(Dataset records)
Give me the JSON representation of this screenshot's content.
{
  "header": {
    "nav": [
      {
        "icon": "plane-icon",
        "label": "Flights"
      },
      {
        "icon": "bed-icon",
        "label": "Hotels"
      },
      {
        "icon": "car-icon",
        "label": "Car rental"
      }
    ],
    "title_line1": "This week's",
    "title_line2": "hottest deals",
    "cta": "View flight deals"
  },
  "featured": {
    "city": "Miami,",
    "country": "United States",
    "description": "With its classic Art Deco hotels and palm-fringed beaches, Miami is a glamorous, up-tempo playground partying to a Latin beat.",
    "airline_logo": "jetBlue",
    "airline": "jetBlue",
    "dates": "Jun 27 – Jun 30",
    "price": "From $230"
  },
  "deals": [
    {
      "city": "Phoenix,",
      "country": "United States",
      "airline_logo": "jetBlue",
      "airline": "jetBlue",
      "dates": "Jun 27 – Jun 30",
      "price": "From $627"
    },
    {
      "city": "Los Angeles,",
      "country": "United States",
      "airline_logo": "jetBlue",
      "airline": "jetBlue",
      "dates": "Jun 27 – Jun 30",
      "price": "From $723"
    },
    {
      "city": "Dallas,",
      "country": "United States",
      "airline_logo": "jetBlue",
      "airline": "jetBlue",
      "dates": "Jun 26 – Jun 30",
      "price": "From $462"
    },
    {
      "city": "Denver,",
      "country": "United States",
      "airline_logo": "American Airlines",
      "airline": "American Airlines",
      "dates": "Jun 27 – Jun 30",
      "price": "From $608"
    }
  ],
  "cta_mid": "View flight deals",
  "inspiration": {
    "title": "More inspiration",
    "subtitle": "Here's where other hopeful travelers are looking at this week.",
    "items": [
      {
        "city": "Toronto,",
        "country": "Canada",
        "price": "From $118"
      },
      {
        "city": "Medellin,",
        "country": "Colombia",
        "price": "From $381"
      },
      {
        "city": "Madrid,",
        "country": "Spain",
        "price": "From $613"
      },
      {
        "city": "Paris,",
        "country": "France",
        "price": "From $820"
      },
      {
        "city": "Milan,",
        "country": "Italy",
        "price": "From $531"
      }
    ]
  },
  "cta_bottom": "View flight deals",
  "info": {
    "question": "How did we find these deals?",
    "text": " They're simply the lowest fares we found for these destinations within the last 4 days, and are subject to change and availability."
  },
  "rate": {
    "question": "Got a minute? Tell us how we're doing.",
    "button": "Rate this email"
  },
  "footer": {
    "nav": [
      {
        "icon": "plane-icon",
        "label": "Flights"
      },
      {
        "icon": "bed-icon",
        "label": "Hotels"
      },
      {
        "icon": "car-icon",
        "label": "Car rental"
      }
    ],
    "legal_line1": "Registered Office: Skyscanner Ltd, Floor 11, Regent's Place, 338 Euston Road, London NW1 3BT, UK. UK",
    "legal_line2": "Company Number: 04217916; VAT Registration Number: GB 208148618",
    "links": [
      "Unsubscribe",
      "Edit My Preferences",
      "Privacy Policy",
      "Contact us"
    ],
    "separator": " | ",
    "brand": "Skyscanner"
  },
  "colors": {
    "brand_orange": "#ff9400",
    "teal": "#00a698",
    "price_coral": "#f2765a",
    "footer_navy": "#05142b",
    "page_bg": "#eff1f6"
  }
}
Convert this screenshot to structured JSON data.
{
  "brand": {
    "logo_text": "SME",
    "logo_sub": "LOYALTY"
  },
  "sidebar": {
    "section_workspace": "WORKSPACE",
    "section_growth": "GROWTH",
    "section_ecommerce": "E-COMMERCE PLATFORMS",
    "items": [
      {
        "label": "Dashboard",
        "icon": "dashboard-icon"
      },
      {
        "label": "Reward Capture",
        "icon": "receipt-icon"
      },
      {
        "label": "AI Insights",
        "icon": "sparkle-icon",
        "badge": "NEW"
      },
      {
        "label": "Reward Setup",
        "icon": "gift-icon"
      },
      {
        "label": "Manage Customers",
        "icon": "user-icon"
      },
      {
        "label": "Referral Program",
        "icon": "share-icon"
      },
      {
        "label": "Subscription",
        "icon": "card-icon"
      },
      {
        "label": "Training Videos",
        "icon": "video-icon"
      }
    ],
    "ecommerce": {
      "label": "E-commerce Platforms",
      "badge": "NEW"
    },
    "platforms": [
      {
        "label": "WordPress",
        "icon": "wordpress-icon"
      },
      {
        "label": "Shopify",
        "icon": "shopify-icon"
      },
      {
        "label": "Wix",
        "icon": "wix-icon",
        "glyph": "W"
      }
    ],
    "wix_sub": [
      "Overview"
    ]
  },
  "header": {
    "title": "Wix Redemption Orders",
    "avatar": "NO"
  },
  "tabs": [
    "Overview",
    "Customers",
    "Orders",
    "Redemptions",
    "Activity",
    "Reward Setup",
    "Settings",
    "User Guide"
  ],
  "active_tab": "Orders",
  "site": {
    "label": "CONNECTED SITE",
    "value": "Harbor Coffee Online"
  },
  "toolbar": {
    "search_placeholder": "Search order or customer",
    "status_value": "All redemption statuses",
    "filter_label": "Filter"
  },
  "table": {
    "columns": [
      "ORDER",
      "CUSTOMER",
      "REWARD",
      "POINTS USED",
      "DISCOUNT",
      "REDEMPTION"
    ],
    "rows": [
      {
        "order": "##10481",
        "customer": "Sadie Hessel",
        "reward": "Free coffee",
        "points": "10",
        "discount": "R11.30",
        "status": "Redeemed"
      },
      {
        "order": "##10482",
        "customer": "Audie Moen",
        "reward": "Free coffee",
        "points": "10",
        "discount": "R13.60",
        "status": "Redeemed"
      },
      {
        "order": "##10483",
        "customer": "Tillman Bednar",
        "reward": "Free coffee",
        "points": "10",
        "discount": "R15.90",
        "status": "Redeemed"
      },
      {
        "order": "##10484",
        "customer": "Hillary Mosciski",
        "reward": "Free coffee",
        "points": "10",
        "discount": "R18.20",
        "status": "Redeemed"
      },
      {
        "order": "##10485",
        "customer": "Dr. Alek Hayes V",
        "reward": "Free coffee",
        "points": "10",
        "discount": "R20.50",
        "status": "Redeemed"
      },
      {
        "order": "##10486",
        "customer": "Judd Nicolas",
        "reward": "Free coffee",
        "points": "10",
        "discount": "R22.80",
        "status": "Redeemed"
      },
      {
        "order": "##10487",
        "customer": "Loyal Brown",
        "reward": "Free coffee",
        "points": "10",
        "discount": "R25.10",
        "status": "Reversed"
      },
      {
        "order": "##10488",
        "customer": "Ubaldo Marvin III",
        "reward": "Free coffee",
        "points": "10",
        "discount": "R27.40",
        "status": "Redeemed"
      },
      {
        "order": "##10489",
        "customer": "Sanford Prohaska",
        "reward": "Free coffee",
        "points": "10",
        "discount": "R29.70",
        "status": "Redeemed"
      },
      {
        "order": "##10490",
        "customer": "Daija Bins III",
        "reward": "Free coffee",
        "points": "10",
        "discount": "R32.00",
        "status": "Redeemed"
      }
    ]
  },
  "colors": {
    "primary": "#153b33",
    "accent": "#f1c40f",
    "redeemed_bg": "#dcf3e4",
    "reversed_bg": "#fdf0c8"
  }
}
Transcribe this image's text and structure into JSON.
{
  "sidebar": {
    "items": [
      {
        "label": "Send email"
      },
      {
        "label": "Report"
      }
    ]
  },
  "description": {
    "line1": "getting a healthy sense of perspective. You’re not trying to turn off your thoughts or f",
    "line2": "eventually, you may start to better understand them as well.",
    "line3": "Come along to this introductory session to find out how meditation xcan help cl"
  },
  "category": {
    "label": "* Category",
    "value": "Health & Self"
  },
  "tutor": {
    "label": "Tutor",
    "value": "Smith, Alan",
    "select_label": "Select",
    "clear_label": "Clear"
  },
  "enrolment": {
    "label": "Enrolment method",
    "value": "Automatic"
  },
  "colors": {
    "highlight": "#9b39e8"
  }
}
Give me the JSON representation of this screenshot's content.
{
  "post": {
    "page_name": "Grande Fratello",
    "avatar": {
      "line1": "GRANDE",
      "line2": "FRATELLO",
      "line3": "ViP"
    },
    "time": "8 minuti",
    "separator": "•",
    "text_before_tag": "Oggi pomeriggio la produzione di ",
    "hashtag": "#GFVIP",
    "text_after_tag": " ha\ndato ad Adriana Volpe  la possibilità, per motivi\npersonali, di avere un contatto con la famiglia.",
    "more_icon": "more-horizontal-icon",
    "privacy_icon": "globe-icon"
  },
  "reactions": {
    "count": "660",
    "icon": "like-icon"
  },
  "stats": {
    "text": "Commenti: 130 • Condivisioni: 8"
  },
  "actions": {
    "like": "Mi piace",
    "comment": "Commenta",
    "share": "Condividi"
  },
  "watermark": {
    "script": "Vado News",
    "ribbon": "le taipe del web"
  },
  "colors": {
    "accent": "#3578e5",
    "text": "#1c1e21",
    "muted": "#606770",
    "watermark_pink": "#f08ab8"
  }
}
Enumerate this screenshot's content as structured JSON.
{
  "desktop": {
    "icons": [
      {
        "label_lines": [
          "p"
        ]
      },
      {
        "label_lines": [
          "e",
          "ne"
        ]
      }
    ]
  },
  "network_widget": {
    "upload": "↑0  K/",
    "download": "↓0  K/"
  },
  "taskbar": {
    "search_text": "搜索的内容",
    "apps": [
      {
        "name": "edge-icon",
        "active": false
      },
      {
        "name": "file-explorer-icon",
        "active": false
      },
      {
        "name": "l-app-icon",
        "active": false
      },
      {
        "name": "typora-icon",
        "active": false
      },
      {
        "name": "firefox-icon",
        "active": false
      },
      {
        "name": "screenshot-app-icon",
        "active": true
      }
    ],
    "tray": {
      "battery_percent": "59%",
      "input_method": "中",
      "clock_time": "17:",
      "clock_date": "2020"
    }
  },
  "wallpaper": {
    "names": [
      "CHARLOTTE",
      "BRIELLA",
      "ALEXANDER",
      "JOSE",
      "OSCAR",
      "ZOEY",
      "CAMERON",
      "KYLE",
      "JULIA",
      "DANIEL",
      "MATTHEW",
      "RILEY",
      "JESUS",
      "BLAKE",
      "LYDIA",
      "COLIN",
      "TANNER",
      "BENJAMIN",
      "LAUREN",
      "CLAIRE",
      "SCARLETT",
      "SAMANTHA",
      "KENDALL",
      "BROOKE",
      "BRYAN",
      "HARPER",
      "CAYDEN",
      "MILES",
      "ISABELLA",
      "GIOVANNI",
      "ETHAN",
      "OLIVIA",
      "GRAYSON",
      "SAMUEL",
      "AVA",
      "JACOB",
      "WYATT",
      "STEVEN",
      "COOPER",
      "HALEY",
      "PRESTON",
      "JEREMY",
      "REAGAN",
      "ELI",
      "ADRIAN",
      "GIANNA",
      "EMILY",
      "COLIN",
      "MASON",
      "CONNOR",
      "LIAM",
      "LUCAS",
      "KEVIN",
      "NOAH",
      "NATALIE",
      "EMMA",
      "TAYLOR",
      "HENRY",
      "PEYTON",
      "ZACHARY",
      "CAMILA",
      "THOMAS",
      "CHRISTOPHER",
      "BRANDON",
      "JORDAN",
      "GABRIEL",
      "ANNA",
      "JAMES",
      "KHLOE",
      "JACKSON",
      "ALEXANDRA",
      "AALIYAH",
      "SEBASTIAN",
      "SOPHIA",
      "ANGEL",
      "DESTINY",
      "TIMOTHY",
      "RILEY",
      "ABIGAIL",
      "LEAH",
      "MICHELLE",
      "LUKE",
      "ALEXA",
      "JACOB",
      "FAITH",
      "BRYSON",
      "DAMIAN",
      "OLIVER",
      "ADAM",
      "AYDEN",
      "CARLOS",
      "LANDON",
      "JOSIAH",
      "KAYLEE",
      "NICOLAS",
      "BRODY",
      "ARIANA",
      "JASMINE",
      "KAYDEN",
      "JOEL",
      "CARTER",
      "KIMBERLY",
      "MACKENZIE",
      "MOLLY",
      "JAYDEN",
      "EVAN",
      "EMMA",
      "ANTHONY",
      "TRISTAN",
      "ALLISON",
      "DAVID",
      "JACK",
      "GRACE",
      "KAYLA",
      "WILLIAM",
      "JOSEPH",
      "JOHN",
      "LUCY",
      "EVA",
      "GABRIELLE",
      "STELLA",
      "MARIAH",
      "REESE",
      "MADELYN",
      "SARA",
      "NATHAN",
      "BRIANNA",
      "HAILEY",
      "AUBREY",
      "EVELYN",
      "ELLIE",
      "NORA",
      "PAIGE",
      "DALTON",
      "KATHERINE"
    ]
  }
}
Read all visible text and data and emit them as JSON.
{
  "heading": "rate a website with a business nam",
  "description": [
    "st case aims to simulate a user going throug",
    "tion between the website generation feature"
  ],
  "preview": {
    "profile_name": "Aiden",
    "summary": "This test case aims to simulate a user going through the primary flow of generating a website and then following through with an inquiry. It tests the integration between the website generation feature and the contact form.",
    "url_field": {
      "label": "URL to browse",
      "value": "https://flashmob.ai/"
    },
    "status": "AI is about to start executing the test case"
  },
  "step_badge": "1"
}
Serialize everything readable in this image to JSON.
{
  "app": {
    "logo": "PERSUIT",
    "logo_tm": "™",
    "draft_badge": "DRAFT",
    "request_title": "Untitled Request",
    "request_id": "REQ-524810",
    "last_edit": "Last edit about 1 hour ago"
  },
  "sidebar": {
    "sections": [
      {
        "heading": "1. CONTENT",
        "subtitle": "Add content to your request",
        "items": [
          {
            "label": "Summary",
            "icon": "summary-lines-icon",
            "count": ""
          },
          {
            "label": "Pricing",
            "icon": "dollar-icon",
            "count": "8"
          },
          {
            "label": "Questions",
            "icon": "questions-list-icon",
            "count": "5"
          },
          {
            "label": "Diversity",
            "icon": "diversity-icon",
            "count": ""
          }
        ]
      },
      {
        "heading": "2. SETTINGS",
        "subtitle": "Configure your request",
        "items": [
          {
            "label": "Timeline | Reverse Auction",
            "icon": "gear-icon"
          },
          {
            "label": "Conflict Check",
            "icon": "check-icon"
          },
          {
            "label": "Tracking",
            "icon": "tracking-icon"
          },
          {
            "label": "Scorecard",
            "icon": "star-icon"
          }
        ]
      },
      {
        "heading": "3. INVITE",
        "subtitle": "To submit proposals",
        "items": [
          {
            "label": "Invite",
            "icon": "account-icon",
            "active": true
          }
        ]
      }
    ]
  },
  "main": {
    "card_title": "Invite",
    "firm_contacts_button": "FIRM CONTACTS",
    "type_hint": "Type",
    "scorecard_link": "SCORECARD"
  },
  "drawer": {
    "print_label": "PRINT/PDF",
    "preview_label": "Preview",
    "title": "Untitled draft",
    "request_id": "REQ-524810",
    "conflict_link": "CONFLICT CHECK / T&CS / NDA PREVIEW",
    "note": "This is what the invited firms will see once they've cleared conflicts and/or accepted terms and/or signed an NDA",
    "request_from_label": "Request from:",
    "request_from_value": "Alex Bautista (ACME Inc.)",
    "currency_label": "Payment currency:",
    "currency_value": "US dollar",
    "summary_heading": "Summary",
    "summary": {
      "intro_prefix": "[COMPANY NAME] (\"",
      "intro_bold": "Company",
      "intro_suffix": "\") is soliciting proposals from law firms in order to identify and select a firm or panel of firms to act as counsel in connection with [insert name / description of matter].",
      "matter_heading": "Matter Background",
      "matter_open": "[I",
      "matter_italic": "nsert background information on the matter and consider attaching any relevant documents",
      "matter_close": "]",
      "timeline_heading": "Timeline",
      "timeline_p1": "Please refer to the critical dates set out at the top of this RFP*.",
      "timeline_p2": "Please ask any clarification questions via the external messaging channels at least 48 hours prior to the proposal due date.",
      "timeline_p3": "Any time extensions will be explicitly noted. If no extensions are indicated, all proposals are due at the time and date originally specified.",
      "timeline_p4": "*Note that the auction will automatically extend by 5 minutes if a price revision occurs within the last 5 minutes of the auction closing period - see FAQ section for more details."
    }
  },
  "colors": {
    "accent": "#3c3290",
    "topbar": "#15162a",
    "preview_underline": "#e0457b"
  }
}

PROBLEM REQUIREMENTS – Only the number is wanted: count the lines of the records that hold the word "week".

ANSWER FOR THIS EXERCISE – 2